***** DATA TO PROCESS
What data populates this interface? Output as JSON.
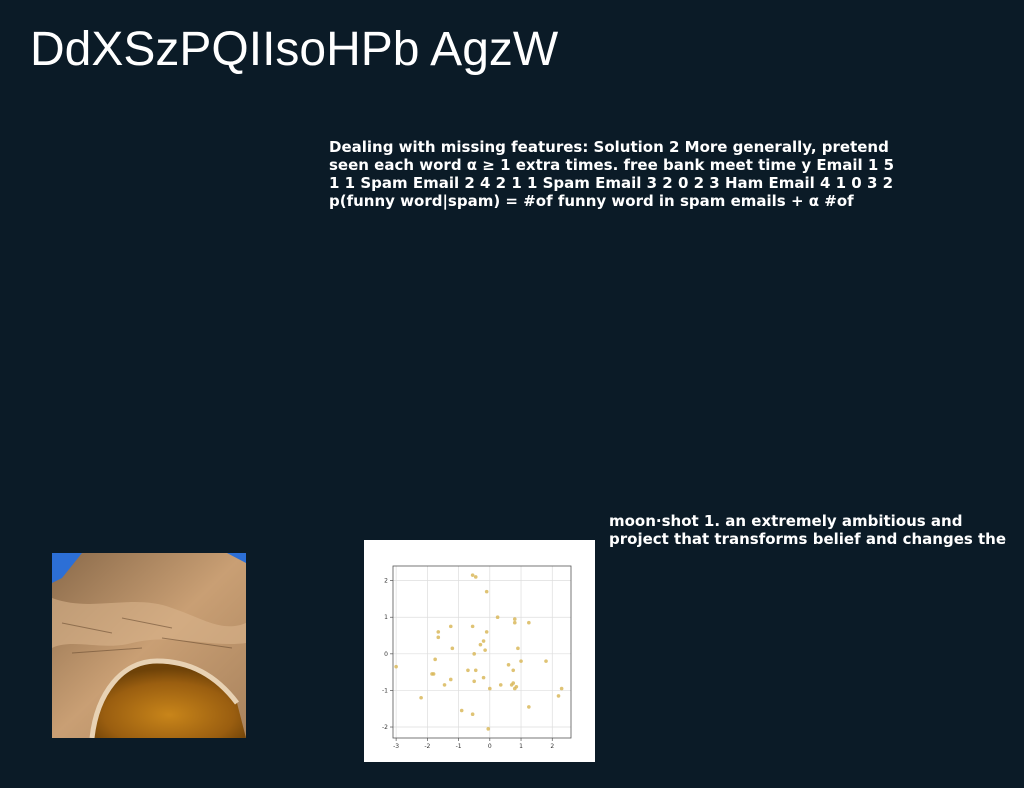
{
  "page": {
    "title": "DdXSzPQIIsoHPb AgzW",
    "background": "#0b1b27"
  },
  "text_block_1": {
    "lines": [
      "Dealing with missing features: Solution 2 More generally, pretend",
      "seen each word α ≥ 1 extra times. free bank meet time y Email 1 5",
      "1 1 Spam Email 2 4 2 1 1 Spam Email 3 2 0 2 3 Ham Email 4 1 0 3 2",
      "p(funny word|spam) = #of funny word in spam emails + α #of"
    ]
  },
  "text_block_2": {
    "lines": [
      "moon·shot 1. an extremely ambitious and",
      "project that transforms belief and changes the"
    ]
  },
  "photo": {
    "icon": "canyon-photo"
  },
  "chart_data": {
    "type": "scatter",
    "title": "",
    "xlabel": "",
    "ylabel": "",
    "xlim": [
      -3.1,
      2.6
    ],
    "ylim": [
      -2.3,
      2.4
    ],
    "grid": true,
    "point_color": "#d9b95c",
    "xticks": [
      "-3",
      "-2",
      "-1",
      "0",
      "1",
      "2"
    ],
    "yticks": [
      "-2",
      "-1",
      "0",
      "1",
      "2"
    ],
    "series": [
      {
        "x": [
          -0.55,
          -0.45,
          -0.1,
          0.25,
          0.8,
          0.8,
          1.25,
          -1.65,
          -1.65,
          -1.25,
          -0.55,
          -0.1,
          -0.2,
          -0.3,
          -0.15,
          -1.2,
          -0.5,
          -0.7,
          -0.45,
          -1.75,
          -1.8,
          -1.85,
          0.9,
          1.0,
          1.8,
          0.6,
          0.75,
          -3.0,
          0.75,
          0.35,
          0.7,
          0.85,
          -0.5,
          -1.45,
          -1.25,
          0.0,
          0.8,
          -2.2,
          2.3,
          2.2,
          1.25,
          -0.9,
          -0.55,
          -0.05,
          -0.2
        ],
        "y": [
          2.15,
          2.1,
          1.7,
          1.0,
          0.95,
          0.85,
          0.85,
          0.6,
          0.45,
          0.75,
          0.75,
          0.6,
          0.35,
          0.25,
          0.1,
          0.15,
          0.0,
          -0.45,
          -0.45,
          -0.15,
          -0.55,
          -0.55,
          0.15,
          -0.2,
          -0.2,
          -0.3,
          -0.45,
          -0.35,
          -0.8,
          -0.85,
          -0.85,
          -0.9,
          -0.75,
          -0.85,
          -0.7,
          -0.95,
          -0.95,
          -1.2,
          -0.95,
          -1.15,
          -1.45,
          -1.55,
          -1.65,
          -2.05,
          -0.65
        ]
      }
    ]
  }
}
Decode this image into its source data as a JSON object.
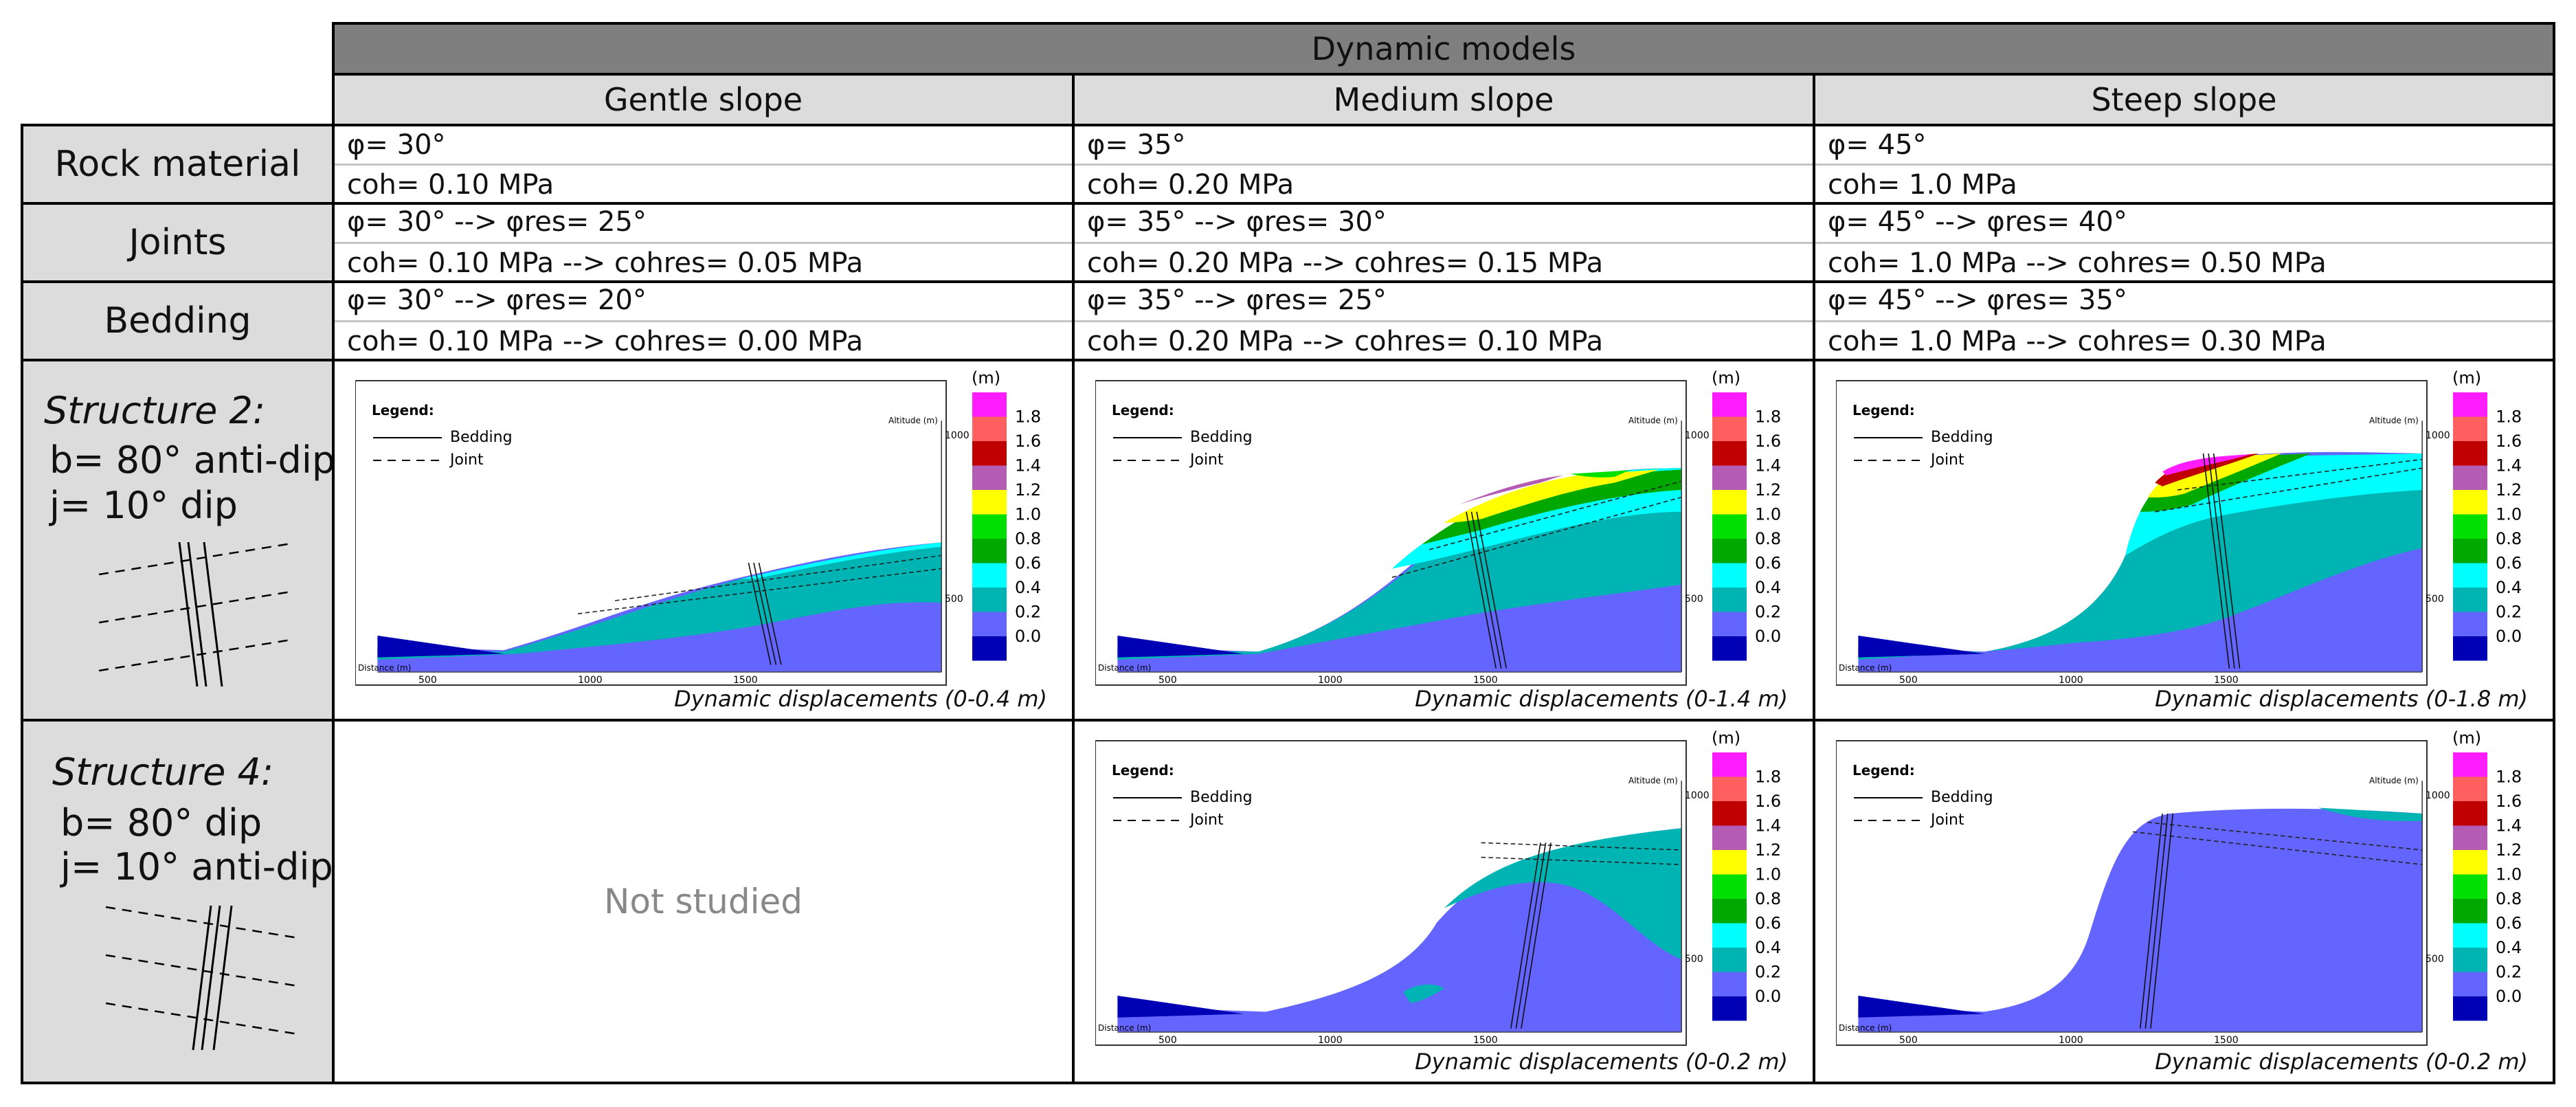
{
  "header": {
    "top": "Dynamic models",
    "cols": [
      "Gentle slope",
      "Medium slope",
      "Steep slope"
    ]
  },
  "rows": [
    {
      "label": "Rock material",
      "cells": [
        [
          "φ= 30°",
          "coh= 0.10 MPa"
        ],
        [
          "φ= 35°",
          "coh= 0.20 MPa"
        ],
        [
          "φ= 45°",
          "coh= 1.0 MPa"
        ]
      ]
    },
    {
      "label": "Joints",
      "cells": [
        [
          "φ= 30° --> φres= 25°",
          "coh= 0.10 MPa --> cohres= 0.05 MPa"
        ],
        [
          "φ= 35° --> φres= 30°",
          "coh= 0.20 MPa --> cohres= 0.15 MPa"
        ],
        [
          "φ= 45° --> φres= 40°",
          "coh= 1.0 MPa --> cohres= 0.50 MPa"
        ]
      ]
    },
    {
      "label": "Bedding",
      "cells": [
        [
          "φ= 30° --> φres= 20°",
          "coh= 0.10 MPa --> cohres= 0.00 MPa"
        ],
        [
          "φ= 35° --> φres= 25°",
          "coh= 0.20 MPa --> cohres= 0.10 MPa"
        ],
        [
          "φ= 45° --> φres= 35°",
          "coh= 1.0 MPa --> cohres= 0.30 MPa"
        ]
      ]
    }
  ],
  "structures": [
    {
      "title": "Structure 2:",
      "b": "b= 80° anti-dip",
      "j": "j= 10° dip"
    },
    {
      "title": "Structure 4:",
      "b": "b= 80° dip",
      "j": "j= 10° anti-dip"
    }
  ],
  "plot_labels": {
    "legend_title": "Legend:",
    "bedding": "Bedding",
    "joint": "Joint",
    "altitude": "Altitude (m)",
    "distance": "Distance (m)",
    "x_ticks": [
      "500",
      "1000",
      "1500"
    ],
    "y_ticks": [
      "1000",
      "500"
    ]
  },
  "colorbar": {
    "unit": "(m)",
    "labels": [
      "1.8",
      "1.6",
      "1.4",
      "1.2",
      "1.0",
      "0.8",
      "0.6",
      "0.4",
      "0.2",
      "0.0"
    ],
    "colors": [
      "#ff1cff",
      "#ff5f5f",
      "#c00000",
      "#b45cb4",
      "#ffff00",
      "#00e000",
      "#00a800",
      "#00ffff",
      "#00b4b4",
      "#6464ff",
      "#0000b4"
    ]
  },
  "captions": {
    "s2_gentle": "Dynamic displacements (0-0.4 m)",
    "s2_medium": "Dynamic displacements (0-1.4 m)",
    "s2_steep": "Dynamic displacements (0-1.8 m)",
    "s4_gentle": "Not studied",
    "s4_medium": "Dynamic displacements (0-0.2 m)",
    "s4_steep": "Dynamic displacements (0-0.2 m)"
  }
}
**********
**TASK INSTRUCTIONS:** What is the number of lines in this material that hold the string "Dynamic"? Answer with that number only.

**OUTPUT BELOW:** 6